** What the task requires **
No images are to be carried over; print all other material exactly as it stands.

** Data to use **
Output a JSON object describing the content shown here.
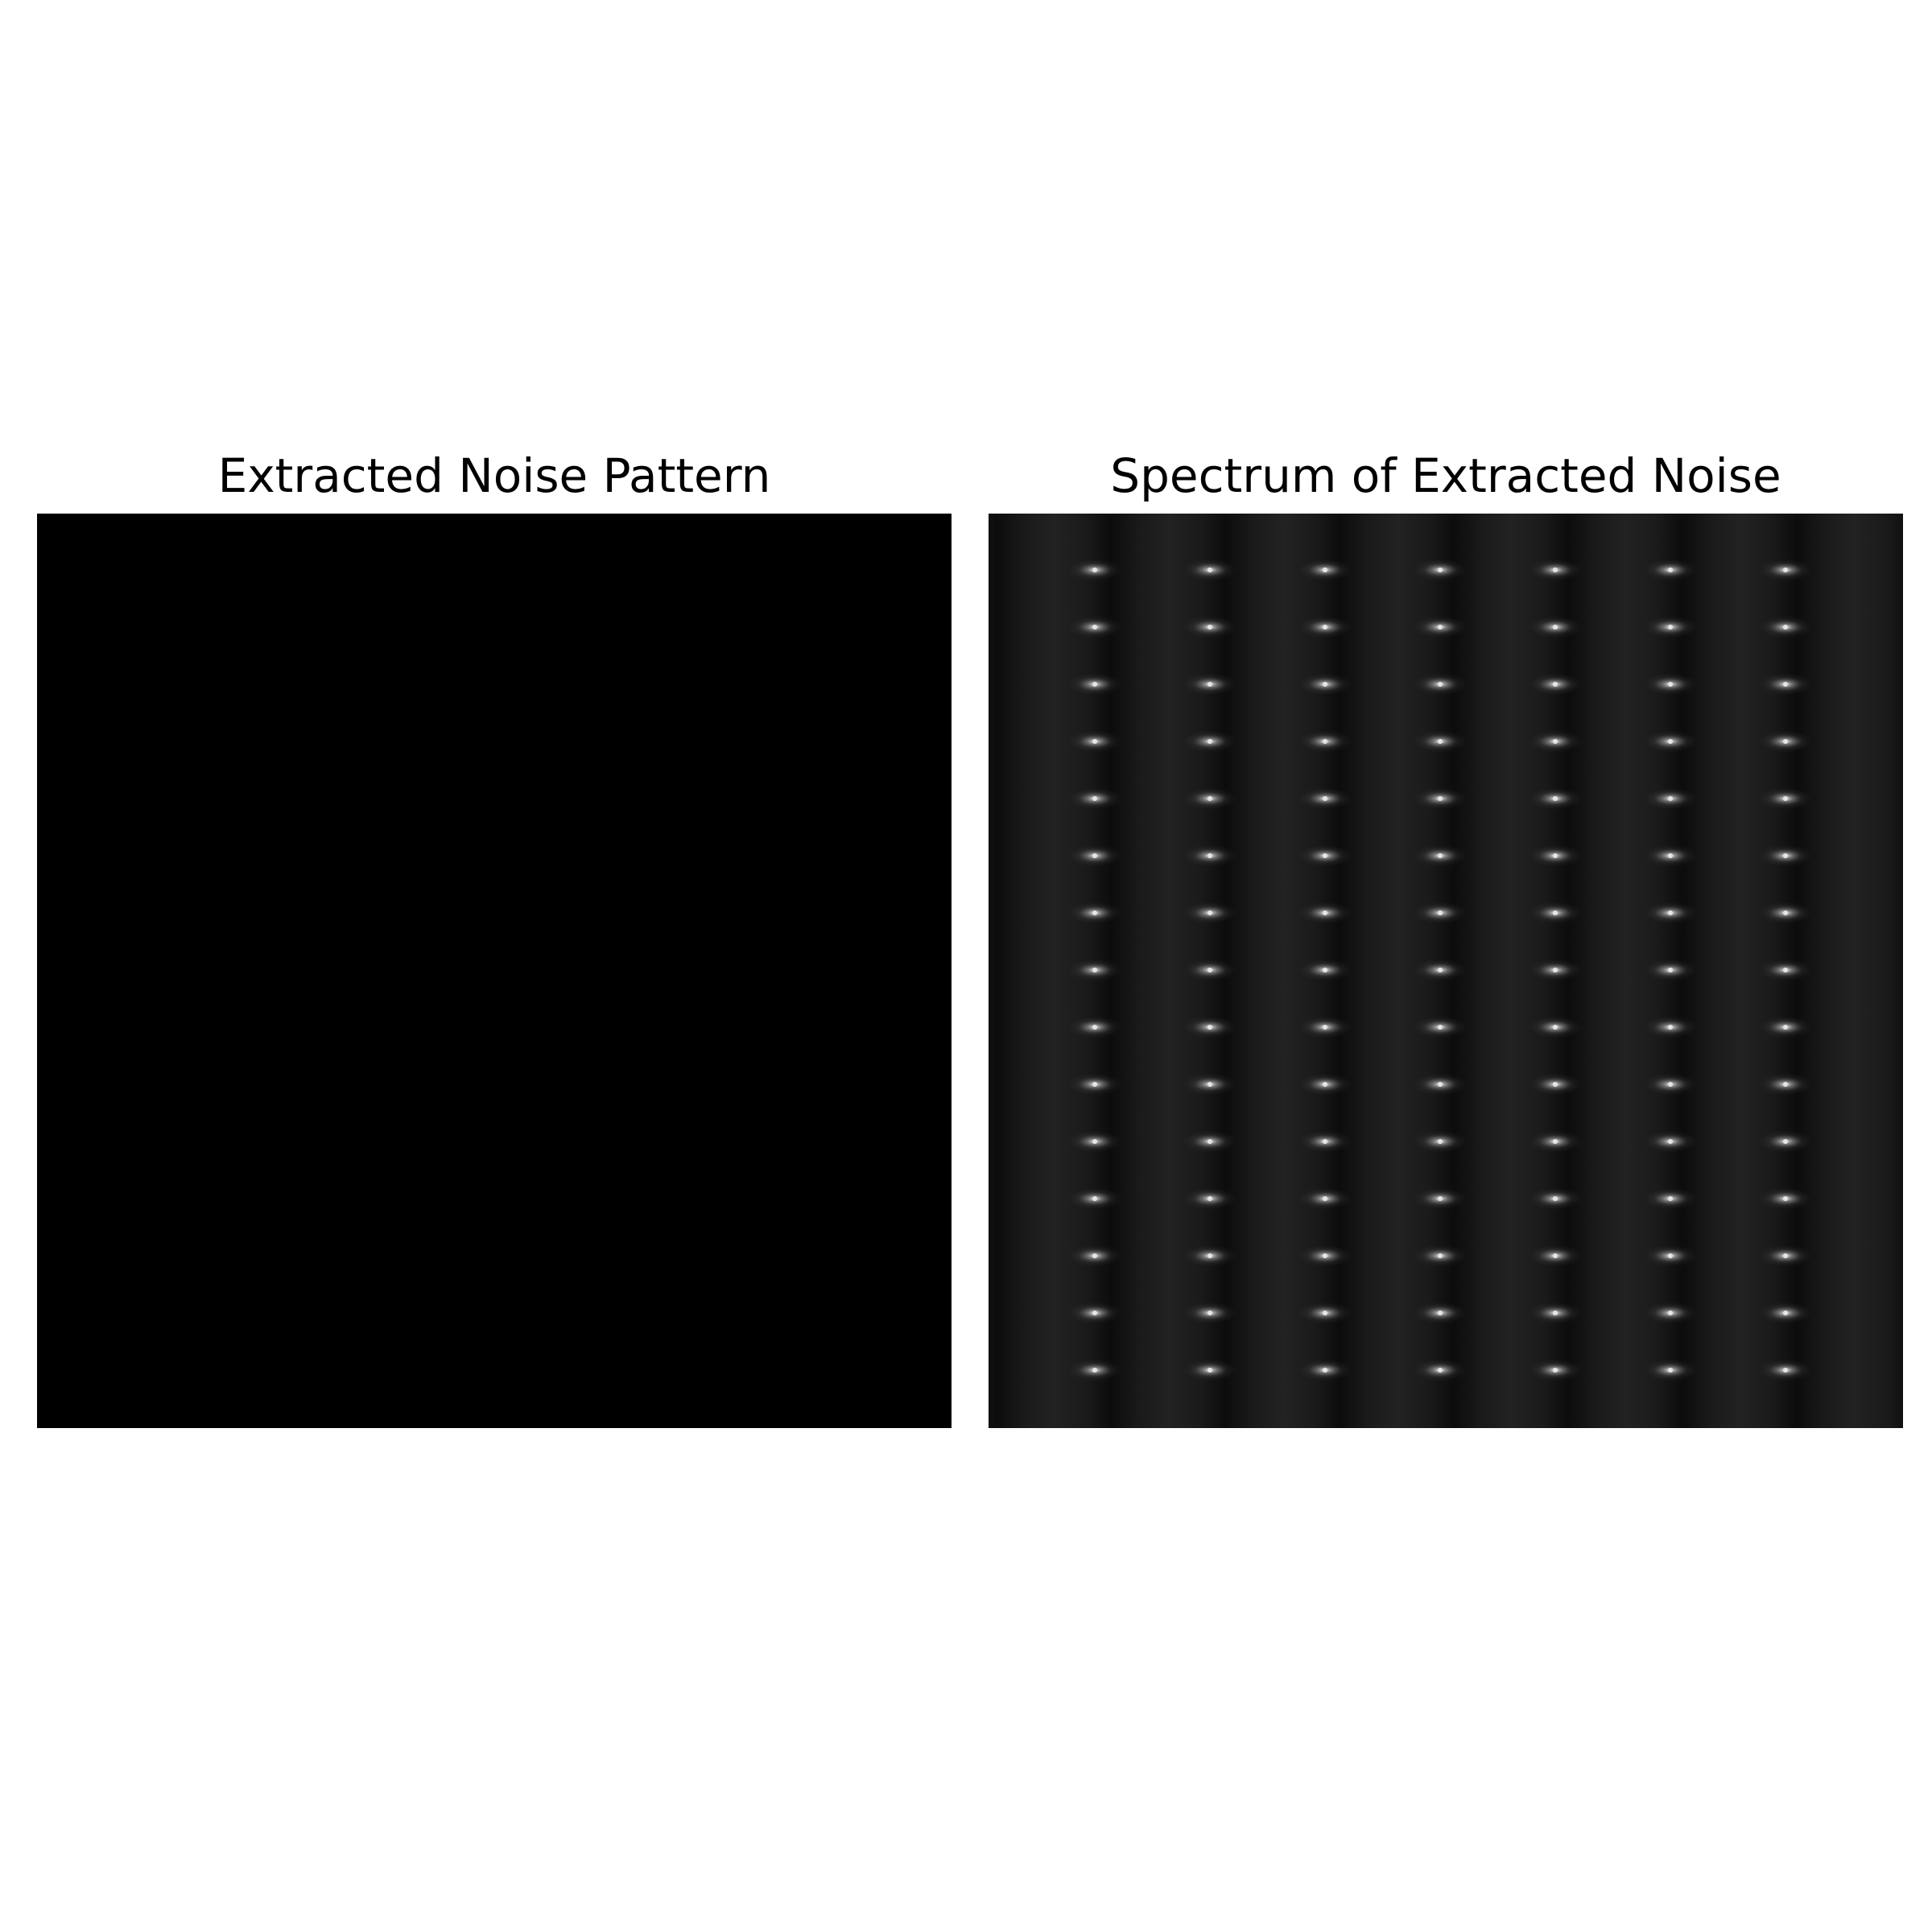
{
  "figure": {
    "left_panel": {
      "title": "Extracted Noise Pattern"
    },
    "right_panel": {
      "title": "Spectrum of Extracted Noise"
    },
    "colormap": "gray",
    "axes_visible": false,
    "spectrum_peaks": {
      "columns": 7,
      "rows": 15
    }
  }
}
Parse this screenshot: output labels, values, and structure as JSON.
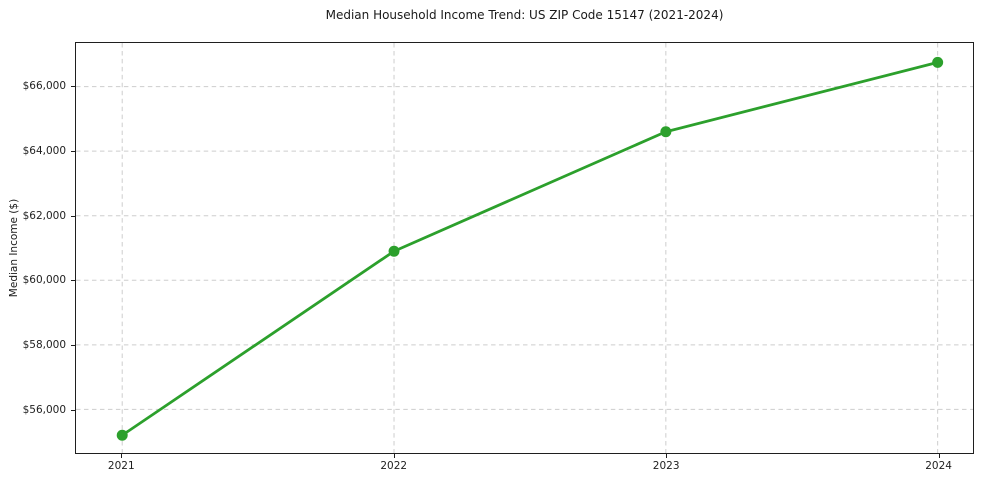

** Solution for this task **
Output a JSON object describing the content shown here.
{
  "figure": {
    "left_panel": {
      "title": "Extracted Noise Pattern"
    },
    "right_panel": {
      "title": "Spectrum of Extracted Noise"
    },
    "colormap": "gray",
    "axes_visible": false,
    "spectrum_peaks": {
      "columns": 7,
      "rows": 15
    }
  }
}
Parse this screenshot: output labels, values, and structure as JSON.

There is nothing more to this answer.